Give back every line exactly as it appears, pictures excluded.

— start of Record set —

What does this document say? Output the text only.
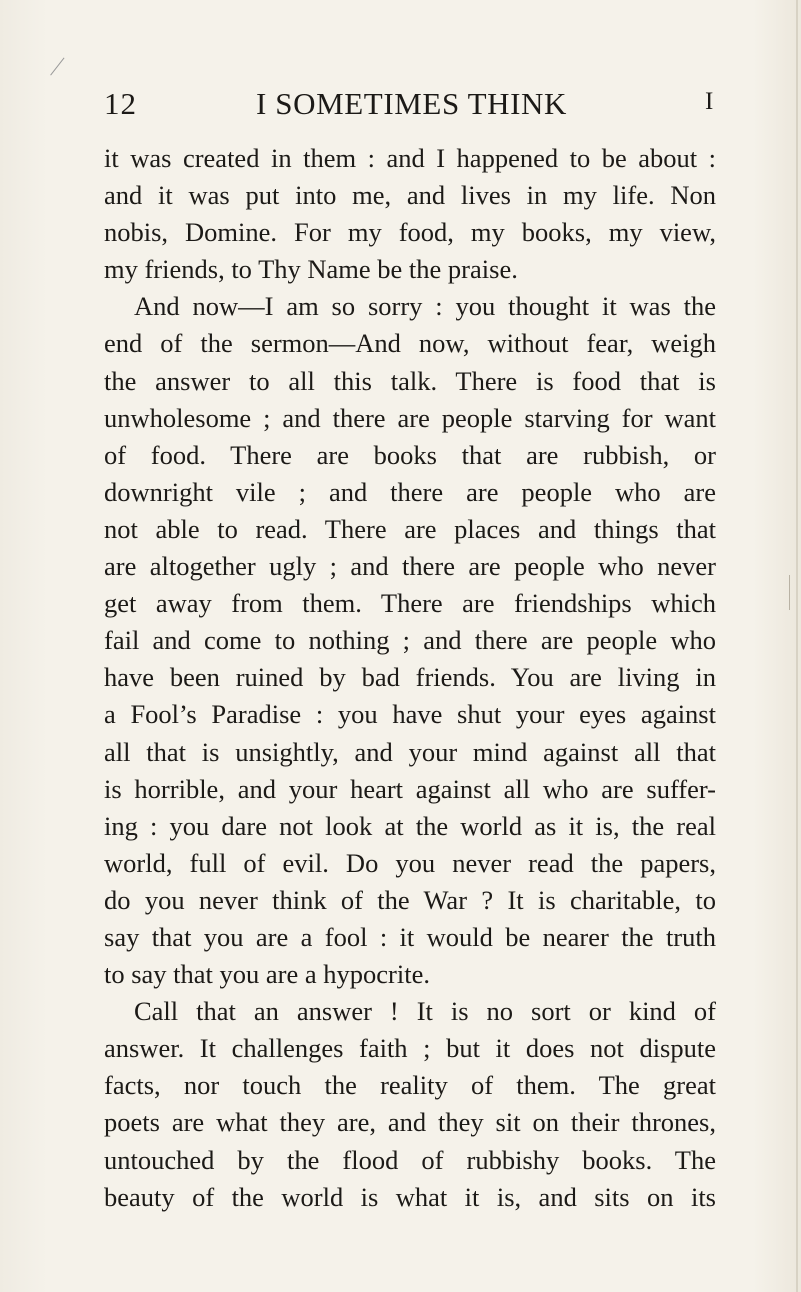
12	I SOMETIMES THINK	I
it was created in them : and I happened to be about :
and it was put into me, and lives in my life. Non
nobis, Domine. For my food, my books, my view,
my friends, to Thy Name be the praise.
And now—I am so sorry : you thought it was the
end of the sermon—And now, without fear, weigh
the answer to all this talk. There is food that is
unwholesome ; and there are people starving for want
of food. There are books that are rubbish, or
downright vile ; and there are people who are
not able to read. There are places and things that
are altogether ugly ; and there are people who never
get away from them. There are friendships which
fail and come to nothing ; and there are people who
have been ruined by bad friends. You are living in
a Fool’s Paradise : you have shut your eyes against
all that is unsightly, and your mind against all that
is horrible, and your heart against all who are suffer-
ing : you dare not look at the world as it is, the real
world, full of evil. Do you never read the papers,
do you never think of the War ? It is charitable, to
say that you are a fool : it would be nearer the truth
to say that you are a hypocrite.
Call that an answer ! It is no sort or kind of
answer. It challenges faith ; but it does not dispute
facts, nor touch the reality of them. The great
poets are what they are, and they sit on their thrones,
untouched by the flood of rubbishy books. The
beauty of the world is what it is, and sits on its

— end of Record set —

Exercise solution:
What does this document say? Output the text only.
12	I SOMETIMES THINK	I
it was created in them : and I happened to be about :
and it was put into me, and lives in my life. Non
nobis, Domine. For my food, my books, my view,
my friends, to Thy Name be the praise.
And now—I am so sorry : you thought it was the
end of the sermon—And now, without fear, weigh
the answer to all this talk. There is food that is
unwholesome ; and there are people starving for want
of food. There are books that are rubbish, or
downright vile ; and there are people who are
not able to read. There are places and things that
are altogether ugly ; and there are people who never
get away from them. There are friendships which
fail and come to nothing ; and there are people who
have been ruined by bad friends. You are living in
a Fool’s Paradise : you have shut your eyes against
all that is unsightly, and your mind against all that
is horrible, and your heart against all who are suffer-
ing : you dare not look at the world as it is, the real
world, full of evil. Do you never read the papers,
do you never think of the War ? It is charitable, to
say that you are a fool : it would be nearer the truth
to say that you are a hypocrite.
Call that an answer ! It is no sort or kind of
answer. It challenges faith ; but it does not dispute
facts, nor touch the reality of them. The great
poets are what they are, and they sit on their thrones,
untouched by the flood of rubbishy books. The
beauty of the world is what it is, and sits on its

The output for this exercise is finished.